Description of the task →
An exact transcription of every entry is required. Images are not part of it.

─── Data for analysis ───

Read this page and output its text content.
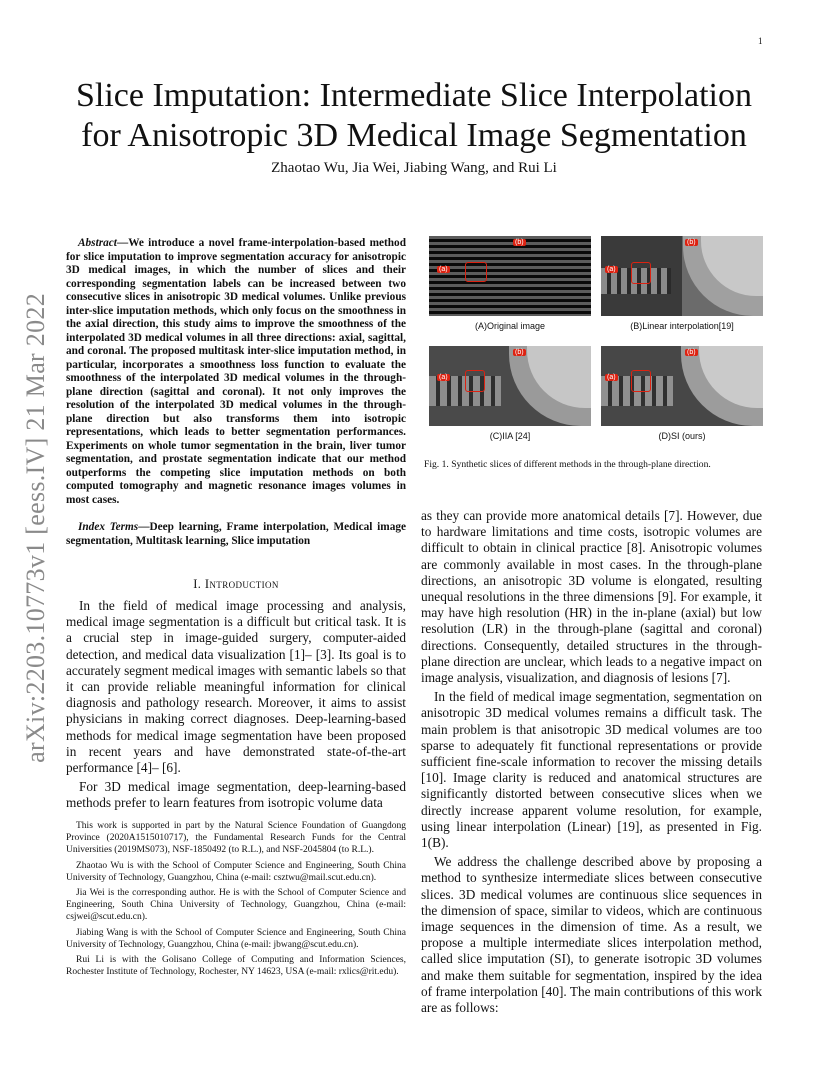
1
arXiv:2203.10773v1 [eess.IV] 21 Mar 2022
Slice Imputation: Intermediate Slice Interpolation for Anisotropic 3D Medical Image Segmentation
Zhaotao Wu, Jia Wei, Jiabing Wang, and Rui Li

Abstract—We introduce a novel frame-interpolation-based method for slice imputation to improve segmentation accuracy for anisotropic 3D medical images, in which the number of slices and their corresponding segmentation labels can be increased between two consecutive slices in anisotropic 3D medical volumes. Unlike previous inter-slice imputation methods, which only focus on the smoothness in the axial direction, this study aims to improve the smoothness of the interpolated 3D medical volumes in all three directions: axial, sagittal, and coronal. The proposed multitask inter-slice imputation method, in particular, incorporates a smoothness loss function to evaluate the smoothness of the interpolated 3D medical volumes in the through-plane direction (sagittal and coronal). It not only improves the resolution of the interpolated 3D medical volumes in the through-plane direction but also transforms them into isotropic representations, which leads to better segmentation performances. Experiments on whole tumor segmentation in the brain, liver tumor segmentation, and prostate segmentation indicate that our method outperforms the competing slice imputation methods on both computed tomography and magnetic resonance images volumes in most cases.

Index Terms—Deep learning, Frame interpolation, Medical image segmentation, Multitask learning, Slice imputation

I. Introduction

In the field of medical image processing and analysis, medical image segmentation is a difficult but critical task. It is a crucial step in image-guided surgery, computer-aided detection, and medical data visualization [1]– [3]. Its goal is to accurately segment medical images with semantic labels so that it can provide reliable meaningful information for clinical diagnosis and pathology research. Moreover, it aims to assist physicians in making correct diagnoses. Deep-learning-based methods for medical image segmentation have been proposed in recent years and have demonstrated state-of-the-art performance [4]– [6].

For 3D medical image segmentation, deep-learning-based methods prefer to learn features from isotropic volume data

This work is supported in part by the Natural Science Foundation of Guangdong Province (2020A1515010717), the Fundamental Research Funds for the Central Universities (2019MS073), NSF-1850492 (to R.L.), and NSF-2045804 (to R.L.).

Zhaotao Wu is with the School of Computer Science and Engineering, South China University of Technology, Guangzhou, China (e-mail: csztwu@mail.scut.edu.cn).

Jia Wei is the corresponding author. He is with the School of Computer Science and Engineering, South China University of Technology, Guangzhou, China (e-mail: csjwei@scut.edu.cn).

Jiabing Wang is with the School of Computer Science and Engineering, South China University of Technology, Guangzhou, China (e-mail: jbwang@scut.edu.cn).

Rui Li is with the Golisano College of Computing and Information Sciences, Rochester Institute of Technology, Rochester, NY 14623, USA (e-mail: rxlics@rit.edu).

(a)
(b)
(A)Original image
(a)
(b)
(B)Linear interpolation[19]
(a)
(b)
(C)IIA [24]
(a)
(b)
(D)SI (ours)
Fig. 1. Synthetic slices of different methods in the through-plane direction.

as they can provide more anatomical details [7]. However, due to hardware limitations and time costs, isotropic volumes are difficult to obtain in clinical practice [8]. Anisotropic volumes are commonly available in most cases. In the through-plane directions, an anisotropic 3D volume is elongated, resulting unequal resolutions in the three dimensions [9]. For example, it may have high resolution (HR) in the in-plane (axial) but low resolution (LR) in the through-plane (sagittal and coronal) directions. Consequently, detailed structures in the through-plane direction are unclear, which leads to a negative impact on image analysis, visualization, and diagnosis of lesions [7].

In the field of medical image segmentation, segmentation on anisotropic 3D medical volumes remains a difficult task. The main problem is that anisotropic 3D medical volumes are too sparse to adequately fit functional representations or provide sufficient fine-scale information to recover the missing details [10]. Image clarity is reduced and anatomical structures are significantly distorted between consecutive slices when we directly increase apparent volume resolution, for example, using linear interpolation (Linear) [19], as presented in Fig. 1(B).

We address the challenge described above by proposing a method to synthesize intermediate slices between consecutive slices. 3D medical volumes are continuous slice sequences in the dimension of space, similar to videos, which are continuous image sequences in the dimension of time. As a result, we propose a multiple intermediate slices interpolation method, called slice imputation (SI), to generate isotropic 3D volumes and make them suitable for segmentation, inspired by the idea of frame interpolation [40]. The main contributions of this work are as follows:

───

Task answer →
Read this page and output its text content.
1
arXiv:2203.10773v1 [eess.IV] 21 Mar 2022
Slice Imputation: Intermediate Slice Interpolation for Anisotropic 3D Medical Image Segmentation
Zhaotao Wu, Jia Wei, Jiabing Wang, and Rui Li

Abstract—We introduce a novel frame-interpolation-based method for slice imputation to improve segmentation accuracy for anisotropic 3D medical images, in which the number of slices and their corresponding segmentation labels can be increased between two consecutive slices in anisotropic 3D medical volumes. Unlike previous inter-slice imputation methods, which only focus on the smoothness in the axial direction, this study aims to improve the smoothness of the interpolated 3D medical volumes in all three directions: axial, sagittal, and coronal. The proposed multitask inter-slice imputation method, in particular, incorporates a smoothness loss function to evaluate the smoothness of the interpolated 3D medical volumes in the through-plane direction (sagittal and coronal). It not only improves the resolution of the interpolated 3D medical volumes in the through-plane direction but also transforms them into isotropic representations, which leads to better segmentation performances. Experiments on whole tumor segmentation in the brain, liver tumor segmentation, and prostate segmentation indicate that our method outperforms the competing slice imputation methods on both computed tomography and magnetic resonance images volumes in most cases.

Index Terms—Deep learning, Frame interpolation, Medical image segmentation, Multitask learning, Slice imputation

I. Introduction

In the field of medical image processing and analysis, medical image segmentation is a difficult but critical task. It is a crucial step in image-guided surgery, computer-aided detection, and medical data visualization [1]– [3]. Its goal is to accurately segment medical images with semantic labels so that it can provide reliable meaningful information for clinical diagnosis and pathology research. Moreover, it aims to assist physicians in making correct diagnoses. Deep-learning-based methods for medical image segmentation have been proposed in recent years and have demonstrated state-of-the-art performance [4]– [6].

For 3D medical image segmentation, deep-learning-based methods prefer to learn features from isotropic volume data

This work is supported in part by the Natural Science Foundation of Guangdong Province (2020A1515010717), the Fundamental Research Funds for the Central Universities (2019MS073), NSF-1850492 (to R.L.), and NSF-2045804 (to R.L.).

Zhaotao Wu is with the School of Computer Science and Engineering, South China University of Technology, Guangzhou, China (e-mail: csztwu@mail.scut.edu.cn).

Jia Wei is the corresponding author. He is with the School of Computer Science and Engineering, South China University of Technology, Guangzhou, China (e-mail: csjwei@scut.edu.cn).

Jiabing Wang is with the School of Computer Science and Engineering, South China University of Technology, Guangzhou, China (e-mail: jbwang@scut.edu.cn).

Rui Li is with the Golisano College of Computing and Information Sciences, Rochester Institute of Technology, Rochester, NY 14623, USA (e-mail: rxlics@rit.edu).

(a)
(b)
(A)Original image
(a)
(b)
(B)Linear interpolation[19]
(a)
(b)
(C)IIA [24]
(a)
(b)
(D)SI (ours)
Fig. 1. Synthetic slices of different methods in the through-plane direction.

as they can provide more anatomical details [7]. However, due to hardware limitations and time costs, isotropic volumes are difficult to obtain in clinical practice [8]. Anisotropic volumes are commonly available in most cases. In the through-plane directions, an anisotropic 3D volume is elongated, resulting unequal resolutions in the three dimensions [9]. For example, it may have high resolution (HR) in the in-plane (axial) but low resolution (LR) in the through-plane (sagittal and coronal) directions. Consequently, detailed structures in the through-plane direction are unclear, which leads to a negative impact on image analysis, visualization, and diagnosis of lesions [7].

In the field of medical image segmentation, segmentation on anisotropic 3D medical volumes remains a difficult task. The main problem is that anisotropic 3D medical volumes are too sparse to adequately fit functional representations or provide sufficient fine-scale information to recover the missing details [10]. Image clarity is reduced and anatomical structures are significantly distorted between consecutive slices when we directly increase apparent volume resolution, for example, using linear interpolation (Linear) [19], as presented in Fig. 1(B).

We address the challenge described above by proposing a method to synthesize intermediate slices between consecutive slices. 3D medical volumes are continuous slice sequences in the dimension of space, similar to videos, which are continuous image sequences in the dimension of time. As a result, we propose a multiple intermediate slices interpolation method, called slice imputation (SI), to generate isotropic 3D volumes and make them suitable for segmentation, inspired by the idea of frame interpolation [40]. The main contributions of this work are as follows:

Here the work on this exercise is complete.